### Short problem
Leave out the pictures and copy each record below exactly.

### Material for the task

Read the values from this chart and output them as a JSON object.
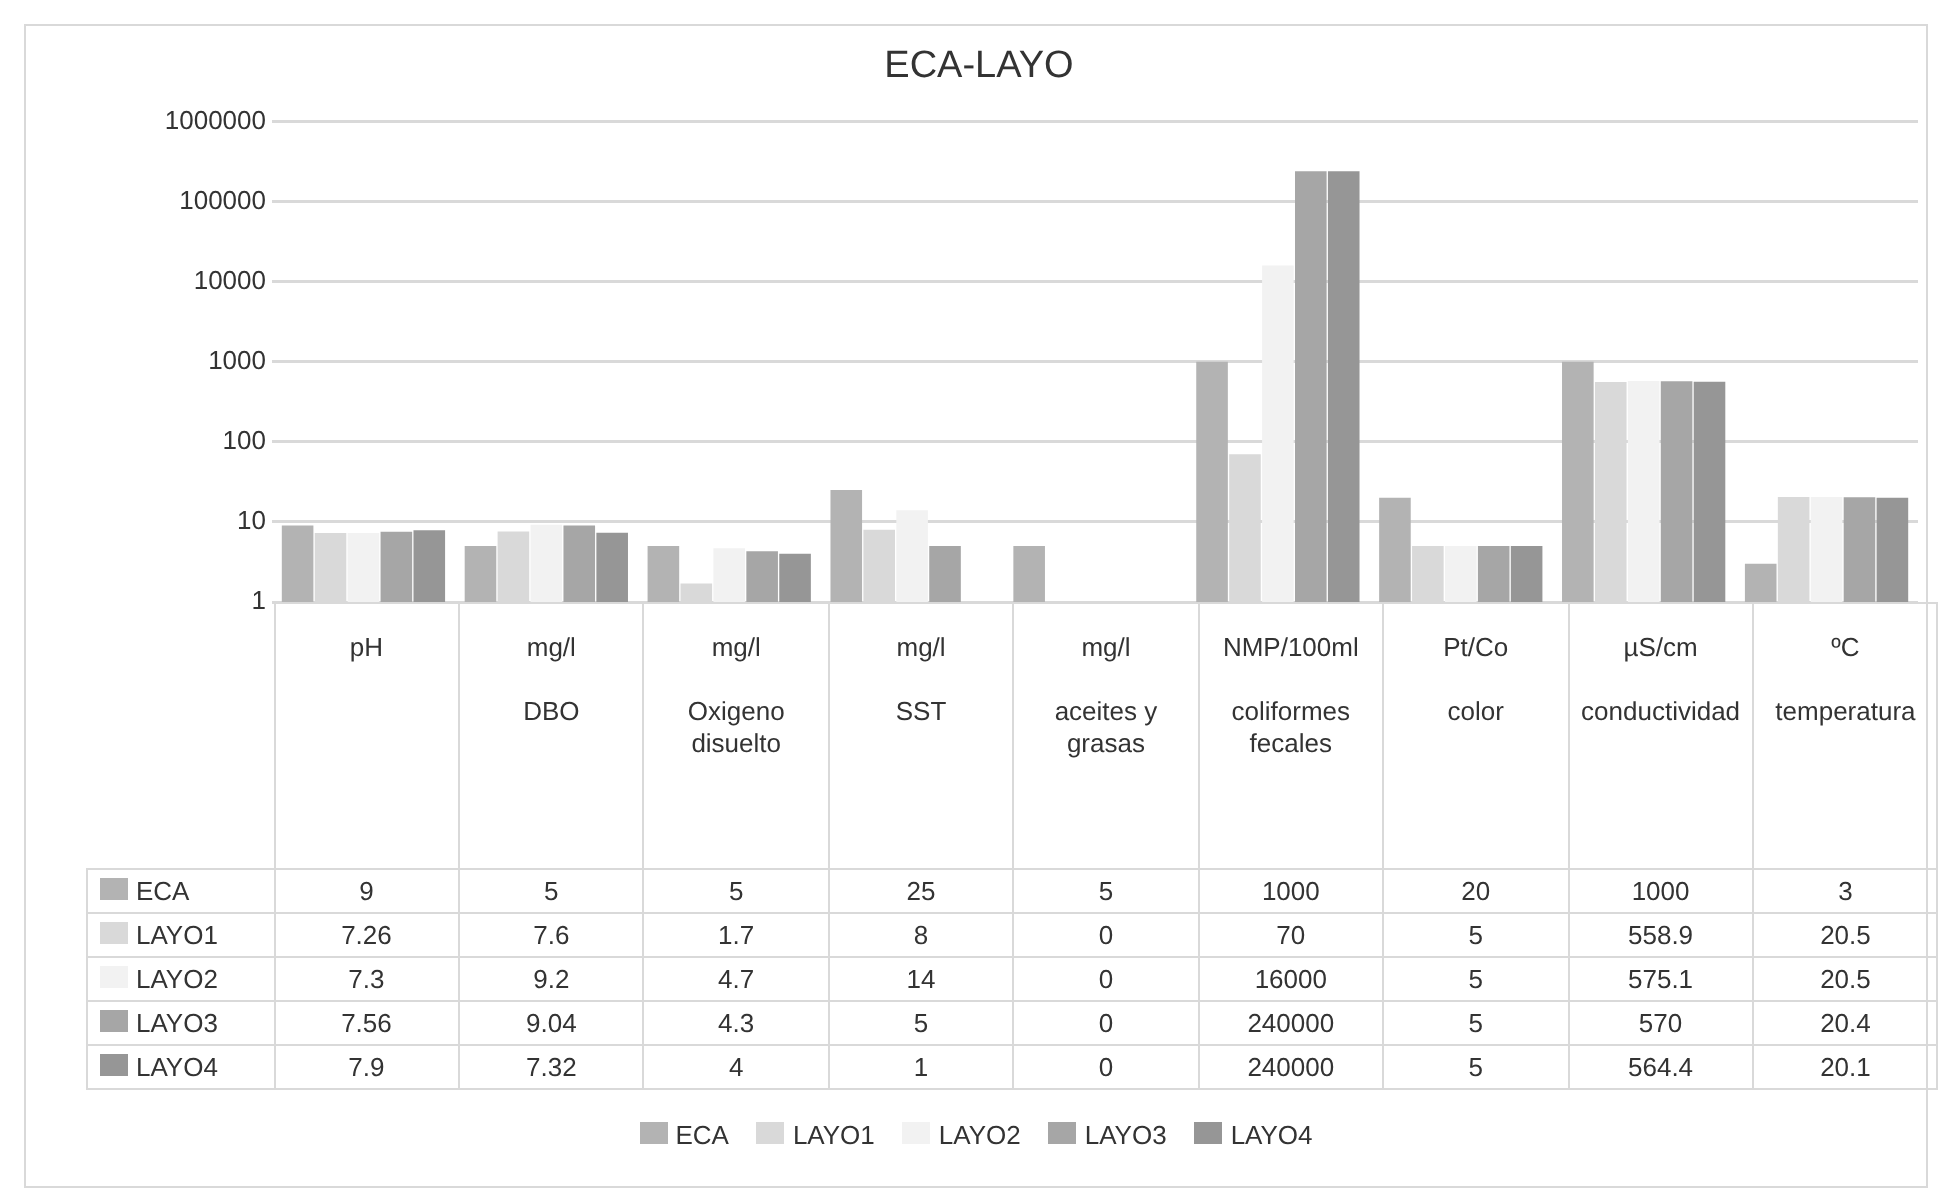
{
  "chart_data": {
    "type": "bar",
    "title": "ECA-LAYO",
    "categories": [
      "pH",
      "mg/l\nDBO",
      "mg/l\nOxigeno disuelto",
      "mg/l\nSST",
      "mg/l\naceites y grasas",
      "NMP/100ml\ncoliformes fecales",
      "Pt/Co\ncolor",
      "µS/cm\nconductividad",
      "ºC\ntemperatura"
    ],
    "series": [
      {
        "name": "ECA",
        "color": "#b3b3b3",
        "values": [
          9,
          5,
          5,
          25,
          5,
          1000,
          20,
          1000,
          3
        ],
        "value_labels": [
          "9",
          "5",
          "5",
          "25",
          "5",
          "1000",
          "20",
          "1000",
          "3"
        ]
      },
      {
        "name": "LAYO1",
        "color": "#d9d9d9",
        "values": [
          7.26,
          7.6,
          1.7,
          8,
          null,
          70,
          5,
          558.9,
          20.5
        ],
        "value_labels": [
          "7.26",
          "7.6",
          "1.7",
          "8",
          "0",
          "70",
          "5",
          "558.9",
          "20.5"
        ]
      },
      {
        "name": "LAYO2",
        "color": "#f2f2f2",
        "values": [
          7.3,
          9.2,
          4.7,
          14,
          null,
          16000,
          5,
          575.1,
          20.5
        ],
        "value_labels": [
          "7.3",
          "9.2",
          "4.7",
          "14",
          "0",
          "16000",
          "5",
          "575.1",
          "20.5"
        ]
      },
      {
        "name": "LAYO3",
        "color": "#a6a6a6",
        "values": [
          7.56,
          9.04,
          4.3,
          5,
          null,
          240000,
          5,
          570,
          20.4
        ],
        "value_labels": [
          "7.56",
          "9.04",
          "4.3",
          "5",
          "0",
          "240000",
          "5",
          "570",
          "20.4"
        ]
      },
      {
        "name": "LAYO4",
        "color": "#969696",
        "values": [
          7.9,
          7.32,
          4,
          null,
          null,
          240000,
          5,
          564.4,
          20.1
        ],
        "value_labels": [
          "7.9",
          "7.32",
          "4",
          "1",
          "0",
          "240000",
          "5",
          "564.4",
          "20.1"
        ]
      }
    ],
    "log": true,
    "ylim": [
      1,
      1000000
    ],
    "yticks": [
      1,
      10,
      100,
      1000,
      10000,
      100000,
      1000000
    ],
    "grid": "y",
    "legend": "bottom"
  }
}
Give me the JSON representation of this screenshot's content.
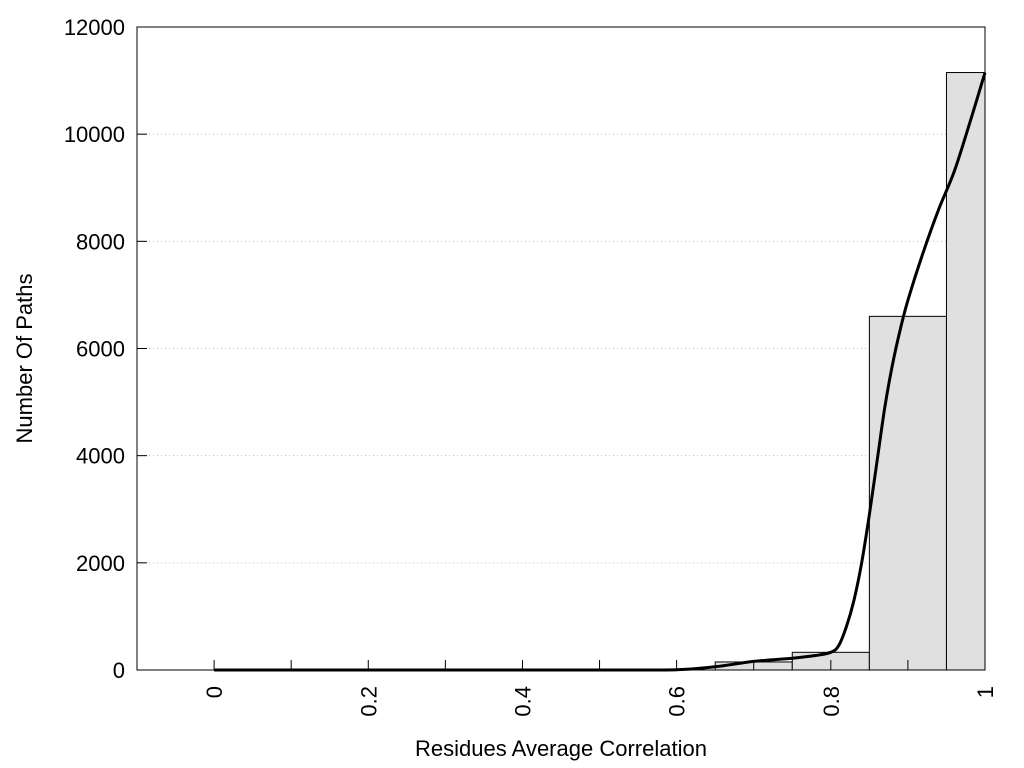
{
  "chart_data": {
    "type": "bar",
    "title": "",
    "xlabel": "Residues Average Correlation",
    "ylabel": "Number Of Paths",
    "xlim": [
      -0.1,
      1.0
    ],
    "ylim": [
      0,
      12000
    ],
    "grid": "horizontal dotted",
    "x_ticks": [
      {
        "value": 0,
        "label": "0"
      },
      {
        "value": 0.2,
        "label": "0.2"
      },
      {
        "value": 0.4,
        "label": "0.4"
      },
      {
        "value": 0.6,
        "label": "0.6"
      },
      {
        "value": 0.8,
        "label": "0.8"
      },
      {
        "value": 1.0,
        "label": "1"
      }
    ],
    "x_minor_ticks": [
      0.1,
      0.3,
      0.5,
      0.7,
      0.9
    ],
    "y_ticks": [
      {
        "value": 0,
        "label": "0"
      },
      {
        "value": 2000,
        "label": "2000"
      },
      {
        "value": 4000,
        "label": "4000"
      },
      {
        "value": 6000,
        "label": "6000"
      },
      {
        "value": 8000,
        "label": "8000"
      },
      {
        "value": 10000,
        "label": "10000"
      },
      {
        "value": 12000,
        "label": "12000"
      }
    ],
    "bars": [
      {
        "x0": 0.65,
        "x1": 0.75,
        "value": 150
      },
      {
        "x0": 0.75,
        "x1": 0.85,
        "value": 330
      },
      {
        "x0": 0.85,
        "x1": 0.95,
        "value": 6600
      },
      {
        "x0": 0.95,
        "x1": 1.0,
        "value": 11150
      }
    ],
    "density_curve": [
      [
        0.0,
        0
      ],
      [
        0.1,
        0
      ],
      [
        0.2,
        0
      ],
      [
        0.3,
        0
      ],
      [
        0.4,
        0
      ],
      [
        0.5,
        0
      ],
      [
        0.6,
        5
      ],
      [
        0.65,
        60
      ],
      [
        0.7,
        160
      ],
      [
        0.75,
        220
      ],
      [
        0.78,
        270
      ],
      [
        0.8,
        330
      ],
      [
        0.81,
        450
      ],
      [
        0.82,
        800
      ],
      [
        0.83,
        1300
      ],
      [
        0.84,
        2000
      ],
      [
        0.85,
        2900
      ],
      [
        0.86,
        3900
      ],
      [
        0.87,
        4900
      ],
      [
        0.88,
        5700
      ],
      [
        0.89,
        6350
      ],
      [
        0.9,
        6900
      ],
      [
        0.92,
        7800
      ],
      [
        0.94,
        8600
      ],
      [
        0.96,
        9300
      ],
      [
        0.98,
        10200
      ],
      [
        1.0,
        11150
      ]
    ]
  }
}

### Answer to the exercise
Read the values from this chart and output them as a JSON object.
{
  "chart_data": {
    "type": "bar",
    "title": "ECA-LAYO",
    "categories": [
      "pH",
      "mg/l\nDBO",
      "mg/l\nOxigeno disuelto",
      "mg/l\nSST",
      "mg/l\naceites y grasas",
      "NMP/100ml\ncoliformes fecales",
      "Pt/Co\ncolor",
      "µS/cm\nconductividad",
      "ºC\ntemperatura"
    ],
    "series": [
      {
        "name": "ECA",
        "color": "#b3b3b3",
        "values": [
          9,
          5,
          5,
          25,
          5,
          1000,
          20,
          1000,
          3
        ],
        "value_labels": [
          "9",
          "5",
          "5",
          "25",
          "5",
          "1000",
          "20",
          "1000",
          "3"
        ]
      },
      {
        "name": "LAYO1",
        "color": "#d9d9d9",
        "values": [
          7.26,
          7.6,
          1.7,
          8,
          null,
          70,
          5,
          558.9,
          20.5
        ],
        "value_labels": [
          "7.26",
          "7.6",
          "1.7",
          "8",
          "0",
          "70",
          "5",
          "558.9",
          "20.5"
        ]
      },
      {
        "name": "LAYO2",
        "color": "#f2f2f2",
        "values": [
          7.3,
          9.2,
          4.7,
          14,
          null,
          16000,
          5,
          575.1,
          20.5
        ],
        "value_labels": [
          "7.3",
          "9.2",
          "4.7",
          "14",
          "0",
          "16000",
          "5",
          "575.1",
          "20.5"
        ]
      },
      {
        "name": "LAYO3",
        "color": "#a6a6a6",
        "values": [
          7.56,
          9.04,
          4.3,
          5,
          null,
          240000,
          5,
          570,
          20.4
        ],
        "value_labels": [
          "7.56",
          "9.04",
          "4.3",
          "5",
          "0",
          "240000",
          "5",
          "570",
          "20.4"
        ]
      },
      {
        "name": "LAYO4",
        "color": "#969696",
        "values": [
          7.9,
          7.32,
          4,
          null,
          null,
          240000,
          5,
          564.4,
          20.1
        ],
        "value_labels": [
          "7.9",
          "7.32",
          "4",
          "1",
          "0",
          "240000",
          "5",
          "564.4",
          "20.1"
        ]
      }
    ],
    "log": true,
    "ylim": [
      1,
      1000000
    ],
    "yticks": [
      1,
      10,
      100,
      1000,
      10000,
      100000,
      1000000
    ],
    "grid": "y",
    "legend": "bottom"
  }
}
Give me the JSON representation of this screenshot's content.
{
  "chart_data": {
    "type": "bar",
    "title": "",
    "xlabel": "Residues Average Correlation",
    "ylabel": "Number Of Paths",
    "xlim": [
      -0.1,
      1.0
    ],
    "ylim": [
      0,
      12000
    ],
    "grid": "horizontal dotted",
    "x_ticks": [
      {
        "value": 0,
        "label": "0"
      },
      {
        "value": 0.2,
        "label": "0.2"
      },
      {
        "value": 0.4,
        "label": "0.4"
      },
      {
        "value": 0.6,
        "label": "0.6"
      },
      {
        "value": 0.8,
        "label": "0.8"
      },
      {
        "value": 1.0,
        "label": "1"
      }
    ],
    "x_minor_ticks": [
      0.1,
      0.3,
      0.5,
      0.7,
      0.9
    ],
    "y_ticks": [
      {
        "value": 0,
        "label": "0"
      },
      {
        "value": 2000,
        "label": "2000"
      },
      {
        "value": 4000,
        "label": "4000"
      },
      {
        "value": 6000,
        "label": "6000"
      },
      {
        "value": 8000,
        "label": "8000"
      },
      {
        "value": 10000,
        "label": "10000"
      },
      {
        "value": 12000,
        "label": "12000"
      }
    ],
    "bars": [
      {
        "x0": 0.65,
        "x1": 0.75,
        "value": 150
      },
      {
        "x0": 0.75,
        "x1": 0.85,
        "value": 330
      },
      {
        "x0": 0.85,
        "x1": 0.95,
        "value": 6600
      },
      {
        "x0": 0.95,
        "x1": 1.0,
        "value": 11150
      }
    ],
    "density_curve": [
      [
        0.0,
        0
      ],
      [
        0.1,
        0
      ],
      [
        0.2,
        0
      ],
      [
        0.3,
        0
      ],
      [
        0.4,
        0
      ],
      [
        0.5,
        0
      ],
      [
        0.6,
        5
      ],
      [
        0.65,
        60
      ],
      [
        0.7,
        160
      ],
      [
        0.75,
        220
      ],
      [
        0.78,
        270
      ],
      [
        0.8,
        330
      ],
      [
        0.81,
        450
      ],
      [
        0.82,
        800
      ],
      [
        0.83,
        1300
      ],
      [
        0.84,
        2000
      ],
      [
        0.85,
        2900
      ],
      [
        0.86,
        3900
      ],
      [
        0.87,
        4900
      ],
      [
        0.88,
        5700
      ],
      [
        0.89,
        6350
      ],
      [
        0.9,
        6900
      ],
      [
        0.92,
        7800
      ],
      [
        0.94,
        8600
      ],
      [
        0.96,
        9300
      ],
      [
        0.98,
        10200
      ],
      [
        1.0,
        11150
      ]
    ]
  }
}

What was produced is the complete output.